Copy the data below exactly, omitting any picture it contains.
--- start Items ---
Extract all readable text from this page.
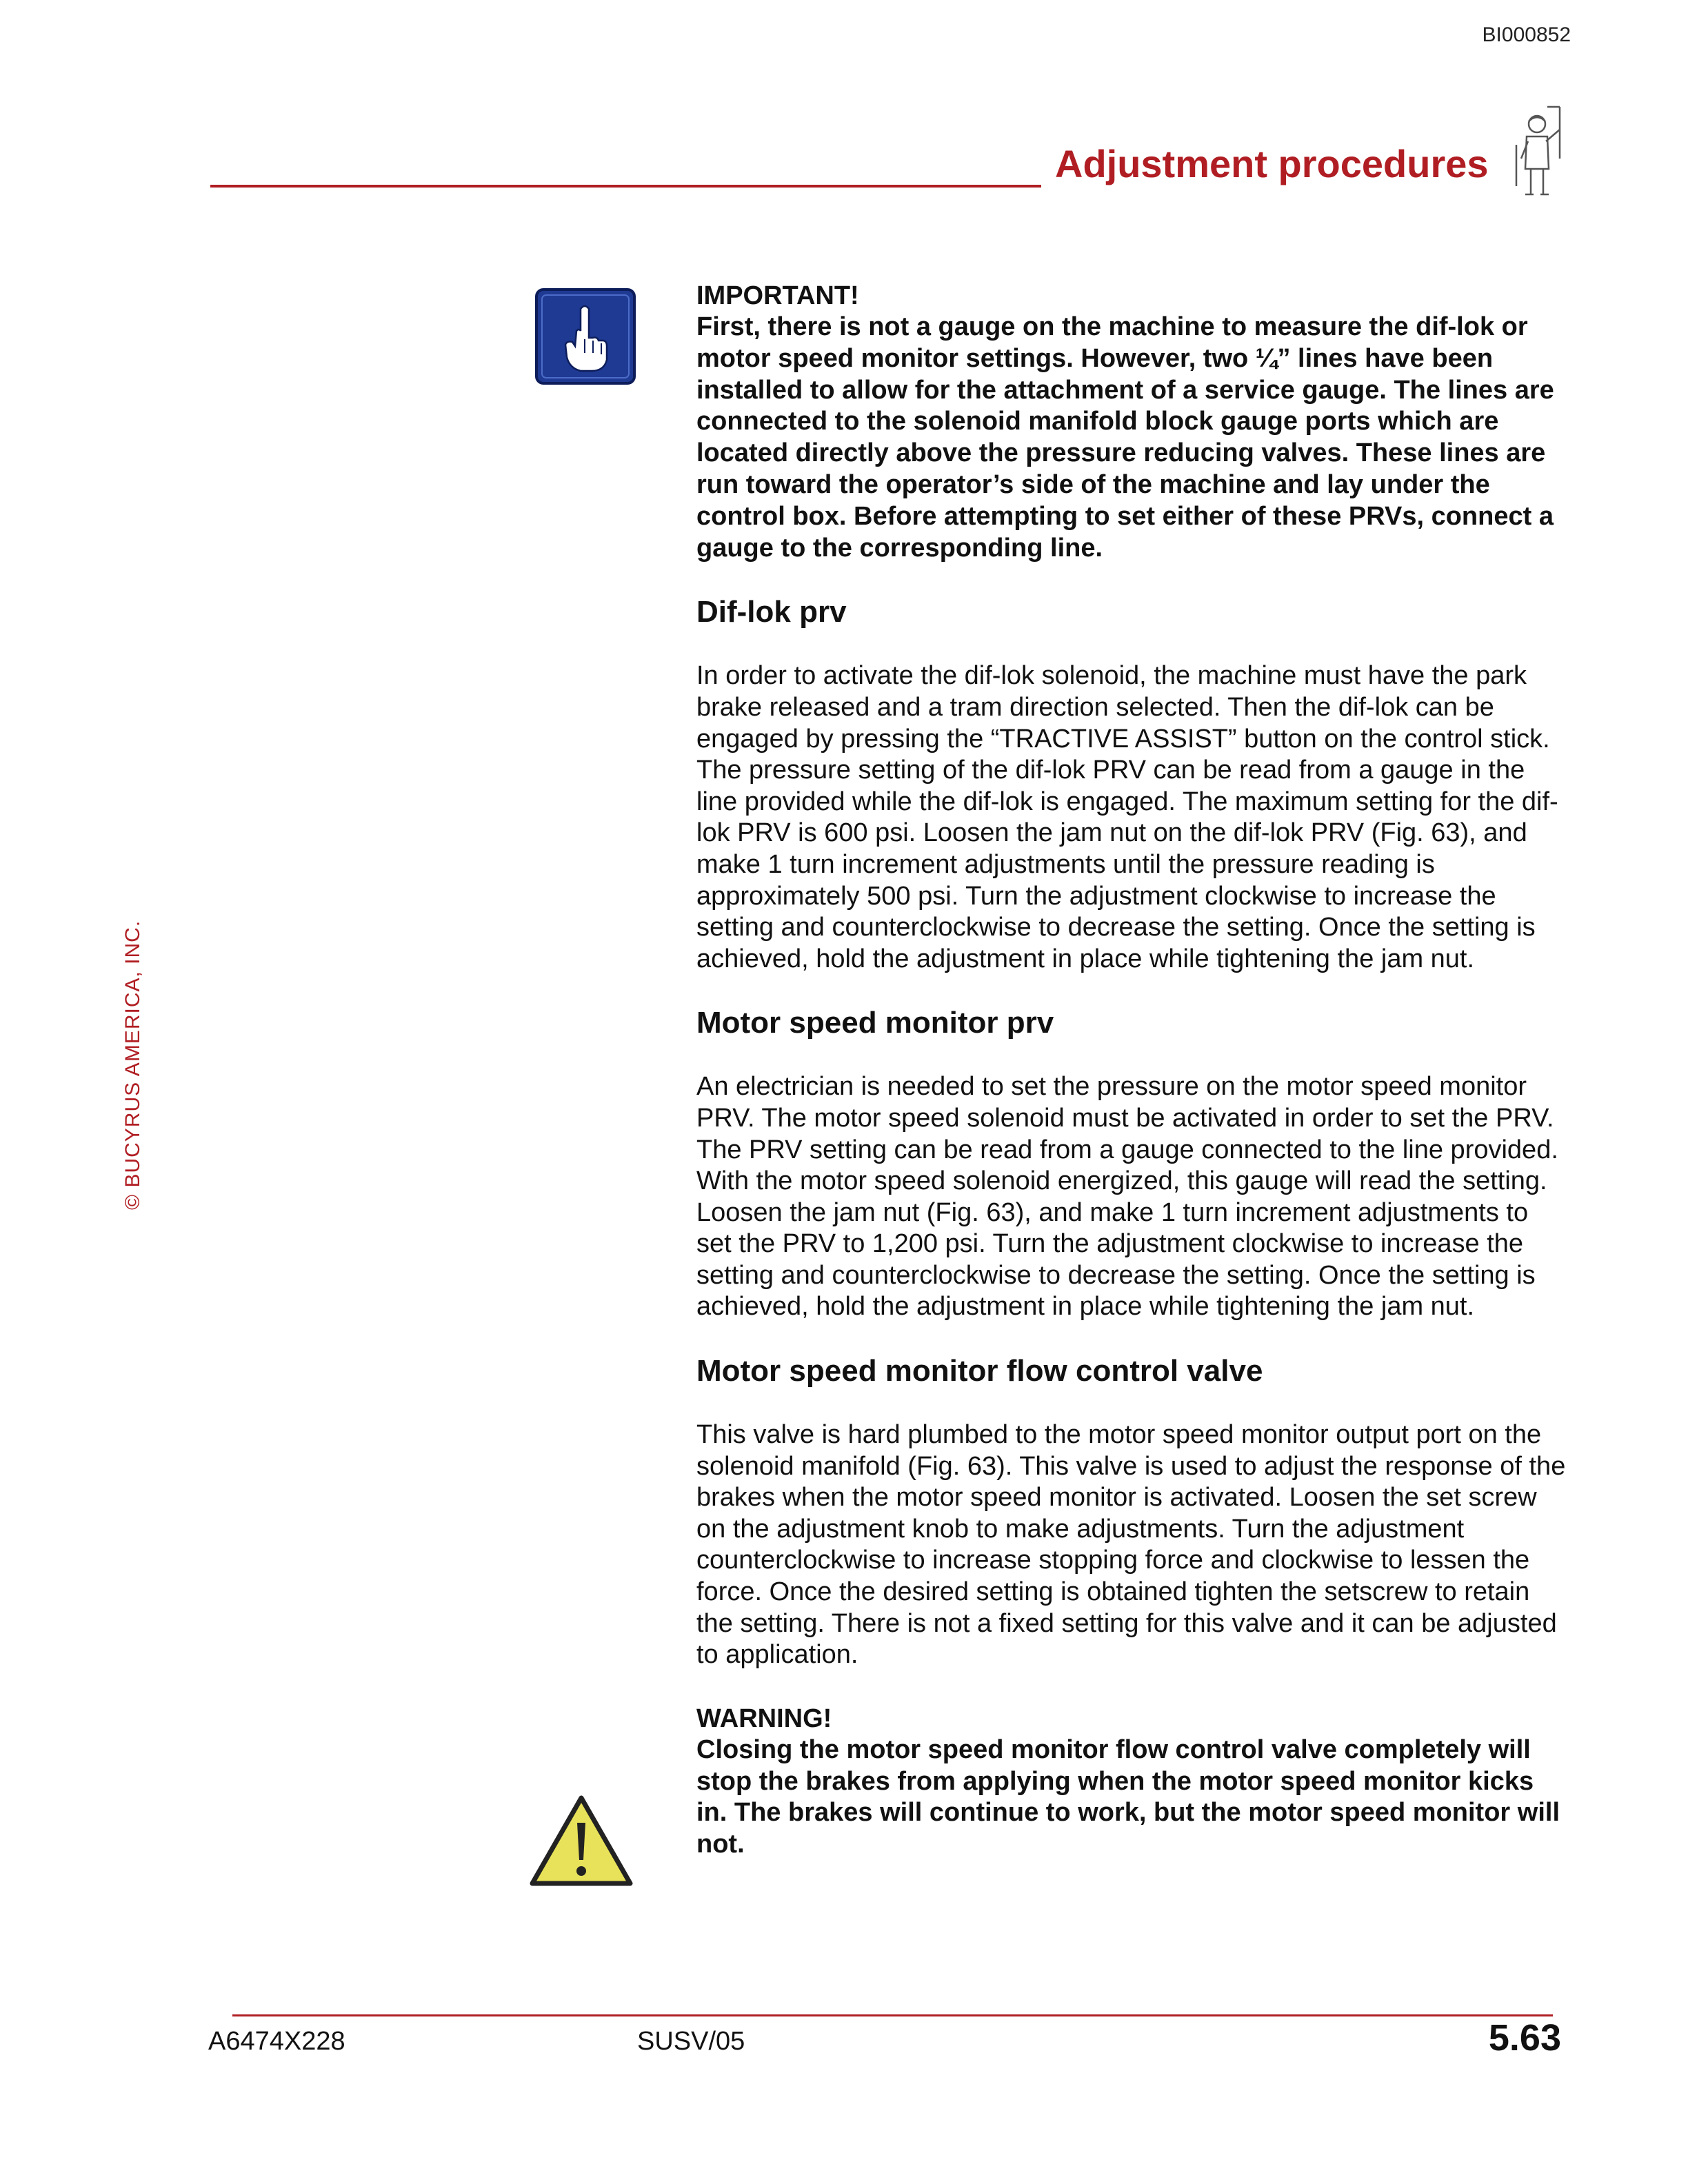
BI000852
Adjustment procedures
© BUCYRUS AMERICA, INC.

IMPORTANT!

First, there is not a gauge on the machine to measure the dif-lok or motor speed monitor settings. However, two ¼” lines have been installed to allow for the attachment of a service gauge. The lines are connected to the solenoid manifold block gauge ports which are located directly above the pressure reducing valves. These lines are run toward the operator’s side of the machine and lay under the control box. Before attempting to set either of these PRVs, connect a gauge to the corresponding line.

Dif-lok prv

In order to activate the dif-lok solenoid, the machine must have the park brake released and a tram direction selected. Then the dif-lok can be engaged by pressing the “TRACTIVE ASSIST” button on the control stick. The pressure setting of the dif-lok PRV can be read from a gauge in the line provided while the dif-lok is engaged. The maximum setting for the dif-lok PRV is 600 psi. Loosen the jam nut on the dif-lok PRV (Fig. 63), and make 1 turn increment adjustments until the pressure reading is approximately 500 psi. Turn the adjustment clockwise to increase the setting and counterclockwise to decrease the setting. Once the setting is achieved, hold the adjustment in place while tightening the jam nut.

Motor speed monitor prv

An electrician is needed to set the pressure on the motor speed monitor PRV. The motor speed solenoid must be activated in order to set the PRV. The PRV setting can be read from a gauge connected to the line provided. With the motor speed solenoid energized, this gauge will read the setting. Loosen the jam nut (Fig. 63), and make 1 turn increment adjustments to set the PRV to 1,200 psi. Turn the adjustment clockwise to increase the setting and counterclockwise to decrease the setting. Once the setting is achieved, hold the adjustment in place while tightening the jam nut.

Motor speed monitor flow control valve

This valve is hard plumbed to the motor speed monitor output port on the solenoid manifold (Fig. 63). This valve is used to adjust the response of the brakes when the motor speed monitor is activated. Loosen the set screw on the adjustment knob to make adjustments. Turn the adjustment counterclockwise to increase stopping force and clockwise to lessen the force. Once the desired setting is obtained tighten the setscrew to retain the setting. There is not a fixed setting for this valve and it can be adjusted to application.

WARNING!

Closing the motor speed monitor flow control valve completely will stop the brakes from applying when the motor speed monitor kicks in. The brakes will continue to work, but the motor speed monitor will not.

A6474X228	SUSV/05	5.63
--- end Items ---
Completed task:
Extract all readable text from this page.
BI000852
Adjustment procedures
© BUCYRUS AMERICA, INC.

IMPORTANT!

First, there is not a gauge on the machine to measure the dif-lok or motor speed monitor settings. However, two ¼” lines have been installed to allow for the attachment of a service gauge. The lines are connected to the solenoid manifold block gauge ports which are located directly above the pressure reducing valves. These lines are run toward the operator’s side of the machine and lay under the control box. Before attempting to set either of these PRVs, connect a gauge to the corresponding line.

Dif-lok prv

In order to activate the dif-lok solenoid, the machine must have the park brake released and a tram direction selected. Then the dif-lok can be engaged by pressing the “TRACTIVE ASSIST” button on the control stick. The pressure setting of the dif-lok PRV can be read from a gauge in the line provided while the dif-lok is engaged. The maximum setting for the dif-lok PRV is 600 psi. Loosen the jam nut on the dif-lok PRV (Fig. 63), and make 1 turn increment adjustments until the pressure reading is approximately 500 psi. Turn the adjustment clockwise to increase the setting and counterclockwise to decrease the setting. Once the setting is achieved, hold the adjustment in place while tightening the jam nut.

Motor speed monitor prv

An electrician is needed to set the pressure on the motor speed monitor PRV. The motor speed solenoid must be activated in order to set the PRV. The PRV setting can be read from a gauge connected to the line provided. With the motor speed solenoid energized, this gauge will read the setting. Loosen the jam nut (Fig. 63), and make 1 turn increment adjustments to set the PRV to 1,200 psi. Turn the adjustment clockwise to increase the setting and counterclockwise to decrease the setting. Once the setting is achieved, hold the adjustment in place while tightening the jam nut.

Motor speed monitor flow control valve

This valve is hard plumbed to the motor speed monitor output port on the solenoid manifold (Fig. 63). This valve is used to adjust the response of the brakes when the motor speed monitor is activated. Loosen the set screw on the adjustment knob to make adjustments. Turn the adjustment counterclockwise to increase stopping force and clockwise to lessen the force. Once the desired setting is obtained tighten the setscrew to retain the setting. There is not a fixed setting for this valve and it can be adjusted to application.

WARNING!

Closing the motor speed monitor flow control valve completely will stop the brakes from applying when the motor speed monitor kicks in. The brakes will continue to work, but the motor speed monitor will not.

A6474X228	SUSV/05	5.63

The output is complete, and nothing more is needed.